Figure record listings:
- - -
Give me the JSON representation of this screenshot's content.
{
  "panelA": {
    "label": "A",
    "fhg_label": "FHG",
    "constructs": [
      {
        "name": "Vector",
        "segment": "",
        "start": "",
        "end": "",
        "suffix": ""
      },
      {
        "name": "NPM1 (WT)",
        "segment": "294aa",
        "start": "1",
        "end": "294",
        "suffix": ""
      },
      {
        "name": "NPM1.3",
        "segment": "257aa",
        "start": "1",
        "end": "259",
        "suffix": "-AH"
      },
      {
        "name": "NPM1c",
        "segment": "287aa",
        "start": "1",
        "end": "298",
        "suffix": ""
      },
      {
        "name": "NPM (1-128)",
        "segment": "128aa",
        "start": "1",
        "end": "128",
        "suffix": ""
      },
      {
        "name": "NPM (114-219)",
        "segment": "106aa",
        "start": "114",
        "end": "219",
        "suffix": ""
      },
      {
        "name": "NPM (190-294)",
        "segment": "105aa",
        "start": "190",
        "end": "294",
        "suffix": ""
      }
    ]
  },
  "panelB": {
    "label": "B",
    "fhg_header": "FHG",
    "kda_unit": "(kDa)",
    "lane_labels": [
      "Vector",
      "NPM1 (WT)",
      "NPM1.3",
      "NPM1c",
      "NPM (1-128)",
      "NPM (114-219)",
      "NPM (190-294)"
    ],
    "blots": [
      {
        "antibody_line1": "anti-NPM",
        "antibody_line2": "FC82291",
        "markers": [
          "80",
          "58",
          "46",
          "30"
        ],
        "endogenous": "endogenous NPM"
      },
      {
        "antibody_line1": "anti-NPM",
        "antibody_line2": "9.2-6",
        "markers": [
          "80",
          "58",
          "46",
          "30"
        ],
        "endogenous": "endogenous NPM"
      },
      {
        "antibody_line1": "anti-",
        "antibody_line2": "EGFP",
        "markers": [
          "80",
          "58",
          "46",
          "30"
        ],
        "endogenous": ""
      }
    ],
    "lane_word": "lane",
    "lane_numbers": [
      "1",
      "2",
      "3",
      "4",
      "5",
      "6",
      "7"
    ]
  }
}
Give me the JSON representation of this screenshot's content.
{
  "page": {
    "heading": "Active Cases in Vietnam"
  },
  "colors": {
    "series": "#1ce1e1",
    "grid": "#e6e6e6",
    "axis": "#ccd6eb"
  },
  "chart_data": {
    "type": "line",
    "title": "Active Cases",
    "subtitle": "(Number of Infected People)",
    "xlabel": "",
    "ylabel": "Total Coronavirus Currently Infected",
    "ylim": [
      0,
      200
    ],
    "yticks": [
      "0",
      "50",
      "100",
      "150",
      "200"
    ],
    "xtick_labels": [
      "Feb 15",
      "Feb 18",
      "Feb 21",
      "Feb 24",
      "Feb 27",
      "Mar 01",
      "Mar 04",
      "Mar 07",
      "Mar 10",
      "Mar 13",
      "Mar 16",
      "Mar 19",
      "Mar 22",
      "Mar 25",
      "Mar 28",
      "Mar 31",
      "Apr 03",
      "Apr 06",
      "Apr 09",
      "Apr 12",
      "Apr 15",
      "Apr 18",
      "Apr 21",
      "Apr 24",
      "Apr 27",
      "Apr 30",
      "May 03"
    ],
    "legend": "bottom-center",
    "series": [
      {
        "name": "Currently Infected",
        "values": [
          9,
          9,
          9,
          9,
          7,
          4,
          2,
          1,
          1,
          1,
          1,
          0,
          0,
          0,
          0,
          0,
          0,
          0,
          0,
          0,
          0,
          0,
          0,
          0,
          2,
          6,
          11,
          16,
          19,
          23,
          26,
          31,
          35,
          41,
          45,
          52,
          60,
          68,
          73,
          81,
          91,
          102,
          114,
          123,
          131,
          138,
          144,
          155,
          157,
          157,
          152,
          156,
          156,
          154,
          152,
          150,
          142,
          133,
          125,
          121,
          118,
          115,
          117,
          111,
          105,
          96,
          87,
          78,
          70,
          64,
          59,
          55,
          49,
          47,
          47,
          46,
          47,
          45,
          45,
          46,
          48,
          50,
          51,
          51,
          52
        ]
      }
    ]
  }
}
- - -
Please give the full set of data again exactly.

Give me the JSON representation of this screenshot's content.
{
  "panelA": {
    "label": "A",
    "fhg_label": "FHG",
    "constructs": [
      {
        "name": "Vector",
        "segment": "",
        "start": "",
        "end": "",
        "suffix": ""
      },
      {
        "name": "NPM1 (WT)",
        "segment": "294aa",
        "start": "1",
        "end": "294",
        "suffix": ""
      },
      {
        "name": "NPM1.3",
        "segment": "257aa",
        "start": "1",
        "end": "259",
        "suffix": "-AH"
      },
      {
        "name": "NPM1c",
        "segment": "287aa",
        "start": "1",
        "end": "298",
        "suffix": ""
      },
      {
        "name": "NPM (1-128)",
        "segment": "128aa",
        "start": "1",
        "end": "128",
        "suffix": ""
      },
      {
        "name": "NPM (114-219)",
        "segment": "106aa",
        "start": "114",
        "end": "219",
        "suffix": ""
      },
      {
        "name": "NPM (190-294)",
        "segment": "105aa",
        "start": "190",
        "end": "294",
        "suffix": ""
      }
    ]
  },
  "panelB": {
    "label": "B",
    "fhg_header": "FHG",
    "kda_unit": "(kDa)",
    "lane_labels": [
      "Vector",
      "NPM1 (WT)",
      "NPM1.3",
      "NPM1c",
      "NPM (1-128)",
      "NPM (114-219)",
      "NPM (190-294)"
    ],
    "blots": [
      {
        "antibody_line1": "anti-NPM",
        "antibody_line2": "FC82291",
        "markers": [
          "80",
          "58",
          "46",
          "30"
        ],
        "endogenous": "endogenous NPM"
      },
      {
        "antibody_line1": "anti-NPM",
        "antibody_line2": "9.2-6",
        "markers": [
          "80",
          "58",
          "46",
          "30"
        ],
        "endogenous": "endogenous NPM"
      },
      {
        "antibody_line1": "anti-",
        "antibody_line2": "EGFP",
        "markers": [
          "80",
          "58",
          "46",
          "30"
        ],
        "endogenous": ""
      }
    ],
    "lane_word": "lane",
    "lane_numbers": [
      "1",
      "2",
      "3",
      "4",
      "5",
      "6",
      "7"
    ]
  }
}
Give me the JSON representation of this screenshot's content.
{
  "page": {
    "heading": "Active Cases in Vietnam"
  },
  "colors": {
    "series": "#1ce1e1",
    "grid": "#e6e6e6",
    "axis": "#ccd6eb"
  },
  "chart_data": {
    "type": "line",
    "title": "Active Cases",
    "subtitle": "(Number of Infected People)",
    "xlabel": "",
    "ylabel": "Total Coronavirus Currently Infected",
    "ylim": [
      0,
      200
    ],
    "yticks": [
      "0",
      "50",
      "100",
      "150",
      "200"
    ],
    "xtick_labels": [
      "Feb 15",
      "Feb 18",
      "Feb 21",
      "Feb 24",
      "Feb 27",
      "Mar 01",
      "Mar 04",
      "Mar 07",
      "Mar 10",
      "Mar 13",
      "Mar 16",
      "Mar 19",
      "Mar 22",
      "Mar 25",
      "Mar 28",
      "Mar 31",
      "Apr 03",
      "Apr 06",
      "Apr 09",
      "Apr 12",
      "Apr 15",
      "Apr 18",
      "Apr 21",
      "Apr 24",
      "Apr 27",
      "Apr 30",
      "May 03"
    ],
    "legend": "bottom-center",
    "series": [
      {
        "name": "Currently Infected",
        "values": [
          9,
          9,
          9,
          9,
          7,
          4,
          2,
          1,
          1,
          1,
          1,
          0,
          0,
          0,
          0,
          0,
          0,
          0,
          0,
          0,
          0,
          0,
          0,
          0,
          2,
          6,
          11,
          16,
          19,
          23,
          26,
          31,
          35,
          41,
          45,
          52,
          60,
          68,
          73,
          81,
          91,
          102,
          114,
          123,
          131,
          138,
          144,
          155,
          157,
          157,
          152,
          156,
          156,
          154,
          152,
          150,
          142,
          133,
          125,
          121,
          118,
          115,
          117,
          111,
          105,
          96,
          87,
          78,
          70,
          64,
          59,
          55,
          49,
          47,
          47,
          46,
          47,
          45,
          45,
          46,
          48,
          50,
          51,
          51,
          52
        ]
      }
    ]
  }
}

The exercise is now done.